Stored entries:
↓
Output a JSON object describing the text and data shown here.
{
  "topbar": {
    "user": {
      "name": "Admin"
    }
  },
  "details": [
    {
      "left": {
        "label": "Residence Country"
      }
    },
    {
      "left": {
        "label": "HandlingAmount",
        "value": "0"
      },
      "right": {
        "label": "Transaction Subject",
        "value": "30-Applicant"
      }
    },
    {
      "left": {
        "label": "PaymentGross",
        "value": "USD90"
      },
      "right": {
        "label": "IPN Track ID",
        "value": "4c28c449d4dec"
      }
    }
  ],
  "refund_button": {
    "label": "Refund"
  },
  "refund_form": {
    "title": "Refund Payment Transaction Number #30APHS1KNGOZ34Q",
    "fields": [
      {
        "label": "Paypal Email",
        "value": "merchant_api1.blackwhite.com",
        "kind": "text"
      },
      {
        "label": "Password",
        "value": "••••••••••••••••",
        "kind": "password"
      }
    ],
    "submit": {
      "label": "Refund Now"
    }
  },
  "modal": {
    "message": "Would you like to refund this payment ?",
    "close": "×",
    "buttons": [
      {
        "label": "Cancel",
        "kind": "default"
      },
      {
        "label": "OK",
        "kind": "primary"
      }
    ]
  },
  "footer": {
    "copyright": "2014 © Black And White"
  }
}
↑
_Requirement_.
Copy every line verbatim.

_Task output_.
Output a JSON object describing the text and data shown here.
{
  "topbar": {
    "user": {
      "name": "Admin"
    }
  },
  "details": [
    {
      "left": {
        "label": "Residence Country"
      }
    },
    {
      "left": {
        "label": "HandlingAmount",
        "value": "0"
      },
      "right": {
        "label": "Transaction Subject",
        "value": "30-Applicant"
      }
    },
    {
      "left": {
        "label": "PaymentGross",
        "value": "USD90"
      },
      "right": {
        "label": "IPN Track ID",
        "value": "4c28c449d4dec"
      }
    }
  ],
  "refund_button": {
    "label": "Refund"
  },
  "refund_form": {
    "title": "Refund Payment Transaction Number #30APHS1KNGOZ34Q",
    "fields": [
      {
        "label": "Paypal Email",
        "value": "merchant_api1.blackwhite.com",
        "kind": "text"
      },
      {
        "label": "Password",
        "value": "••••••••••••••••",
        "kind": "password"
      }
    ],
    "submit": {
      "label": "Refund Now"
    }
  },
  "modal": {
    "message": "Would you like to refund this payment ?",
    "close": "×",
    "buttons": [
      {
        "label": "Cancel",
        "kind": "default"
      },
      {
        "label": "OK",
        "kind": "primary"
      }
    ]
  },
  "footer": {
    "copyright": "2014 © Black And White"
  }
}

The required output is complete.